▶ RECORDED INFORMATION:
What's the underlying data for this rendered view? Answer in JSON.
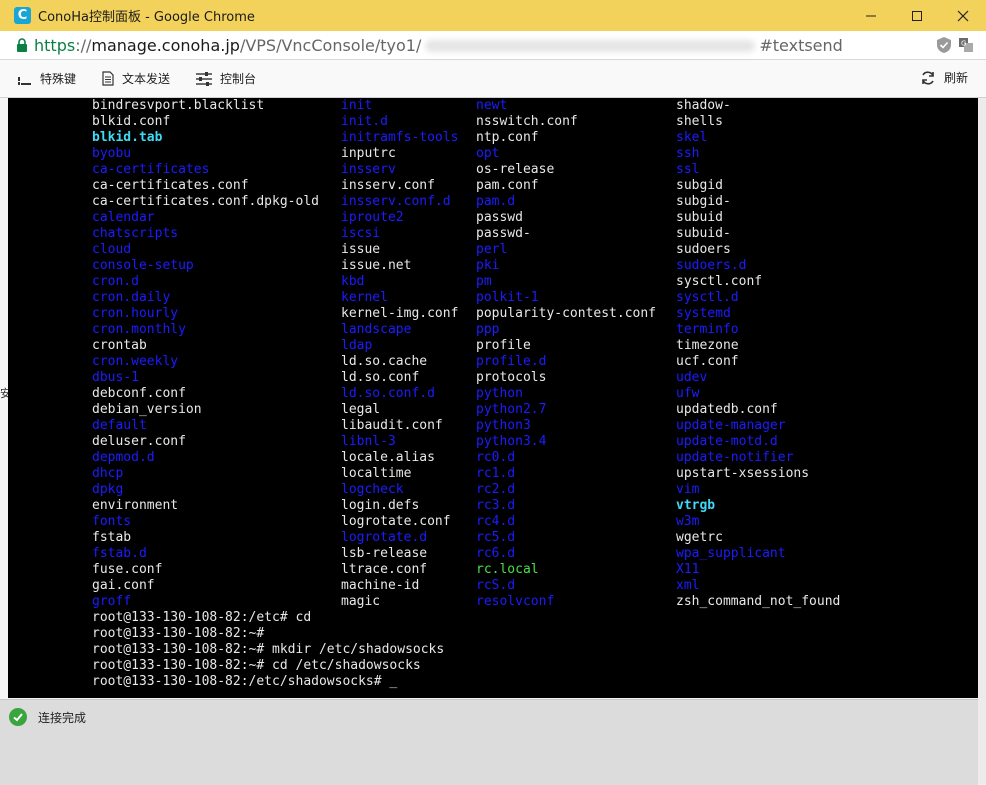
{
  "window": {
    "title": "ConoHa控制面板 - Google Chrome",
    "app_icon_letter": "C"
  },
  "address": {
    "https": "https",
    "sep": "://",
    "host": "manage.conoha.jp",
    "path": "/VPS/VncConsole/tyo1/",
    "hash": "#textsend"
  },
  "toolbar": {
    "special_keys": "特殊键",
    "send_text": "文本发送",
    "console": "控制台",
    "refresh": "刷新"
  },
  "terminal": {
    "rows": [
      [
        [
          "bindresvport.blacklist",
          "normal"
        ],
        [
          "init",
          "dir"
        ],
        [
          "newt",
          "dir"
        ],
        [
          "shadow-",
          "normal"
        ]
      ],
      [
        [
          "blkid.conf",
          "normal"
        ],
        [
          "init.d",
          "dir"
        ],
        [
          "nsswitch.conf",
          "normal"
        ],
        [
          "shells",
          "normal"
        ]
      ],
      [
        [
          "blkid.tab",
          "cyan"
        ],
        [
          "initramfs-tools",
          "dir"
        ],
        [
          "ntp.conf",
          "normal"
        ],
        [
          "skel",
          "dir"
        ]
      ],
      [
        [
          "byobu",
          "dir"
        ],
        [
          "inputrc",
          "normal"
        ],
        [
          "opt",
          "dir"
        ],
        [
          "ssh",
          "dir"
        ]
      ],
      [
        [
          "ca-certificates",
          "dir"
        ],
        [
          "insserv",
          "dir"
        ],
        [
          "os-release",
          "normal"
        ],
        [
          "ssl",
          "dir"
        ]
      ],
      [
        [
          "ca-certificates.conf",
          "normal"
        ],
        [
          "insserv.conf",
          "normal"
        ],
        [
          "pam.conf",
          "normal"
        ],
        [
          "subgid",
          "normal"
        ]
      ],
      [
        [
          "ca-certificates.conf.dpkg-old",
          "normal"
        ],
        [
          "insserv.conf.d",
          "dir"
        ],
        [
          "pam.d",
          "dir"
        ],
        [
          "subgid-",
          "normal"
        ]
      ],
      [
        [
          "calendar",
          "dir"
        ],
        [
          "iproute2",
          "dir"
        ],
        [
          "passwd",
          "normal"
        ],
        [
          "subuid",
          "normal"
        ]
      ],
      [
        [
          "chatscripts",
          "dir"
        ],
        [
          "iscsi",
          "dir"
        ],
        [
          "passwd-",
          "normal"
        ],
        [
          "subuid-",
          "normal"
        ]
      ],
      [
        [
          "cloud",
          "dir"
        ],
        [
          "issue",
          "normal"
        ],
        [
          "perl",
          "dir"
        ],
        [
          "sudoers",
          "normal"
        ]
      ],
      [
        [
          "console-setup",
          "dir"
        ],
        [
          "issue.net",
          "normal"
        ],
        [
          "pki",
          "dir"
        ],
        [
          "sudoers.d",
          "dir"
        ]
      ],
      [
        [
          "cron.d",
          "dir"
        ],
        [
          "kbd",
          "dir"
        ],
        [
          "pm",
          "dir"
        ],
        [
          "sysctl.conf",
          "normal"
        ]
      ],
      [
        [
          "cron.daily",
          "dir"
        ],
        [
          "kernel",
          "dir"
        ],
        [
          "polkit-1",
          "dir"
        ],
        [
          "sysctl.d",
          "dir"
        ]
      ],
      [
        [
          "cron.hourly",
          "dir"
        ],
        [
          "kernel-img.conf",
          "normal"
        ],
        [
          "popularity-contest.conf",
          "normal"
        ],
        [
          "systemd",
          "dir"
        ]
      ],
      [
        [
          "cron.monthly",
          "dir"
        ],
        [
          "landscape",
          "dir"
        ],
        [
          "ppp",
          "dir"
        ],
        [
          "terminfo",
          "dir"
        ]
      ],
      [
        [
          "crontab",
          "normal"
        ],
        [
          "ldap",
          "dir"
        ],
        [
          "profile",
          "normal"
        ],
        [
          "timezone",
          "normal"
        ]
      ],
      [
        [
          "cron.weekly",
          "dir"
        ],
        [
          "ld.so.cache",
          "normal"
        ],
        [
          "profile.d",
          "dir"
        ],
        [
          "ucf.conf",
          "normal"
        ]
      ],
      [
        [
          "dbus-1",
          "dir"
        ],
        [
          "ld.so.conf",
          "normal"
        ],
        [
          "protocols",
          "normal"
        ],
        [
          "udev",
          "dir"
        ]
      ],
      [
        [
          "debconf.conf",
          "normal"
        ],
        [
          "ld.so.conf.d",
          "dir"
        ],
        [
          "python",
          "dir"
        ],
        [
          "ufw",
          "dir"
        ]
      ],
      [
        [
          "debian_version",
          "normal"
        ],
        [
          "legal",
          "normal"
        ],
        [
          "python2.7",
          "dir"
        ],
        [
          "updatedb.conf",
          "normal"
        ]
      ],
      [
        [
          "default",
          "dir"
        ],
        [
          "libaudit.conf",
          "normal"
        ],
        [
          "python3",
          "dir"
        ],
        [
          "update-manager",
          "dir"
        ]
      ],
      [
        [
          "deluser.conf",
          "normal"
        ],
        [
          "libnl-3",
          "dir"
        ],
        [
          "python3.4",
          "dir"
        ],
        [
          "update-motd.d",
          "dir"
        ]
      ],
      [
        [
          "depmod.d",
          "dir"
        ],
        [
          "locale.alias",
          "normal"
        ],
        [
          "rc0.d",
          "dir"
        ],
        [
          "update-notifier",
          "dir"
        ]
      ],
      [
        [
          "dhcp",
          "dir"
        ],
        [
          "localtime",
          "normal"
        ],
        [
          "rc1.d",
          "dir"
        ],
        [
          "upstart-xsessions",
          "normal"
        ]
      ],
      [
        [
          "dpkg",
          "dir"
        ],
        [
          "logcheck",
          "dir"
        ],
        [
          "rc2.d",
          "dir"
        ],
        [
          "vim",
          "dir"
        ]
      ],
      [
        [
          "environment",
          "normal"
        ],
        [
          "login.defs",
          "normal"
        ],
        [
          "rc3.d",
          "dir"
        ],
        [
          "vtrgb",
          "cyan"
        ]
      ],
      [
        [
          "fonts",
          "dir"
        ],
        [
          "logrotate.conf",
          "normal"
        ],
        [
          "rc4.d",
          "dir"
        ],
        [
          "w3m",
          "dir"
        ]
      ],
      [
        [
          "fstab",
          "normal"
        ],
        [
          "logrotate.d",
          "dir"
        ],
        [
          "rc5.d",
          "dir"
        ],
        [
          "wgetrc",
          "normal"
        ]
      ],
      [
        [
          "fstab.d",
          "dir"
        ],
        [
          "lsb-release",
          "normal"
        ],
        [
          "rc6.d",
          "dir"
        ],
        [
          "wpa_supplicant",
          "dir"
        ]
      ],
      [
        [
          "fuse.conf",
          "normal"
        ],
        [
          "ltrace.conf",
          "normal"
        ],
        [
          "rc.local",
          "green"
        ],
        [
          "X11",
          "dir"
        ]
      ],
      [
        [
          "gai.conf",
          "normal"
        ],
        [
          "machine-id",
          "normal"
        ],
        [
          "rcS.d",
          "dir"
        ],
        [
          "xml",
          "dir"
        ]
      ],
      [
        [
          "groff",
          "dir"
        ],
        [
          "magic",
          "normal"
        ],
        [
          "resolvconf",
          "dir"
        ],
        [
          "zsh_command_not_found",
          "normal"
        ]
      ]
    ],
    "prompts": [
      "root@133-130-108-82:/etc# cd",
      "root@133-130-108-82:~#",
      "root@133-130-108-82:~# mkdir /etc/shadowsocks",
      "root@133-130-108-82:~# cd /etc/shadowsocks",
      "root@133-130-108-82:/etc/shadowsocks# _"
    ]
  },
  "status": {
    "message": "连接完成"
  },
  "colors": {
    "dir": "#1c1cff",
    "cyan": "#3fd9f5",
    "green": "#48e04a",
    "normal": "#e8e8e8"
  }
}
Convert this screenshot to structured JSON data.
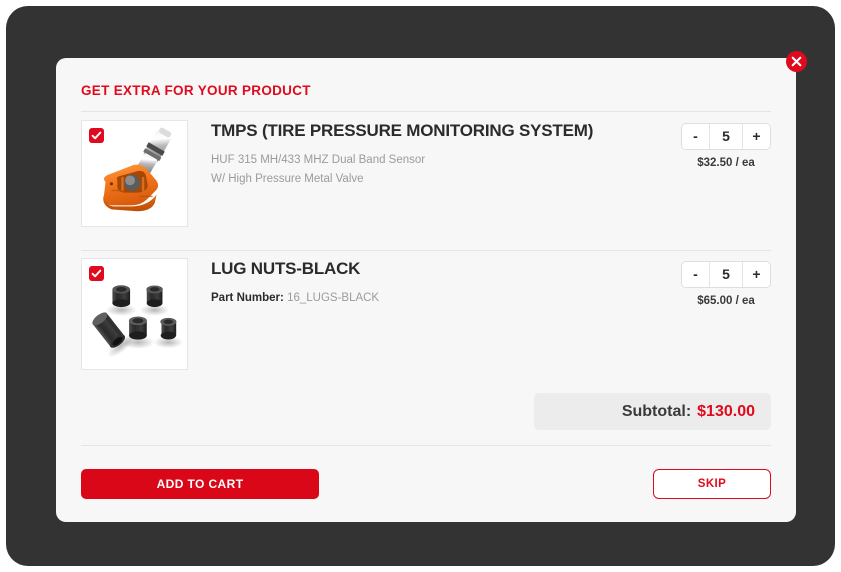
{
  "modal": {
    "title": "GET EXTRA FOR YOUR PRODUCT",
    "close_icon": "close-icon"
  },
  "products": [
    {
      "image": "tpms-sensor-image",
      "checkbox_checked": true,
      "name": "TMPS (TIRE PRESSURE MONITORING SYSTEM)",
      "desc_line_1": "HUF 315 MH/433 MHZ Dual Band Sensor",
      "desc_line_2": "W/ High Pressure Metal Valve",
      "qty": "5",
      "decrement_label": "-",
      "increment_label": "+",
      "unit_price": "$32.50 / ea"
    },
    {
      "image": "lug-nuts-image",
      "checkbox_checked": true,
      "name": "LUG NUTS-BLACK",
      "part_number_label": "Part Number:",
      "part_number_value": "16_LUGS-BLACK",
      "qty": "5",
      "decrement_label": "-",
      "increment_label": "+",
      "unit_price": "$65.00 / ea"
    }
  ],
  "subtotal": {
    "label": "Subtotal:",
    "value": "$130.00"
  },
  "footer": {
    "add_to_cart_label": "ADD TO CART",
    "skip_label": "SKIP"
  },
  "colors": {
    "brand_red": "#e00a1e",
    "button_red": "#d90718",
    "frame_dark": "#333333",
    "modal_bg": "#f7f7f7",
    "subtotal_bg": "#ececec"
  }
}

▶ TASK DETAILS: Where the line containing "Convert this screenshot" appears above, start there and set down each line exactly through the last line of the data; leave out every picture.

▶ CORRECT ANSWER:
Convert this screenshot to structured JSON data.
{
  "modal": {
    "title": "GET EXTRA FOR YOUR PRODUCT",
    "close_icon": "close-icon"
  },
  "products": [
    {
      "image": "tpms-sensor-image",
      "checkbox_checked": true,
      "name": "TMPS (TIRE PRESSURE MONITORING SYSTEM)",
      "desc_line_1": "HUF 315 MH/433 MHZ Dual Band Sensor",
      "desc_line_2": "W/ High Pressure Metal Valve",
      "qty": "5",
      "decrement_label": "-",
      "increment_label": "+",
      "unit_price": "$32.50 / ea"
    },
    {
      "image": "lug-nuts-image",
      "checkbox_checked": true,
      "name": "LUG NUTS-BLACK",
      "part_number_label": "Part Number:",
      "part_number_value": "16_LUGS-BLACK",
      "qty": "5",
      "decrement_label": "-",
      "increment_label": "+",
      "unit_price": "$65.00 / ea"
    }
  ],
  "subtotal": {
    "label": "Subtotal:",
    "value": "$130.00"
  },
  "footer": {
    "add_to_cart_label": "ADD TO CART",
    "skip_label": "SKIP"
  },
  "colors": {
    "brand_red": "#e00a1e",
    "button_red": "#d90718",
    "frame_dark": "#333333",
    "modal_bg": "#f7f7f7",
    "subtotal_bg": "#ececec"
  }
}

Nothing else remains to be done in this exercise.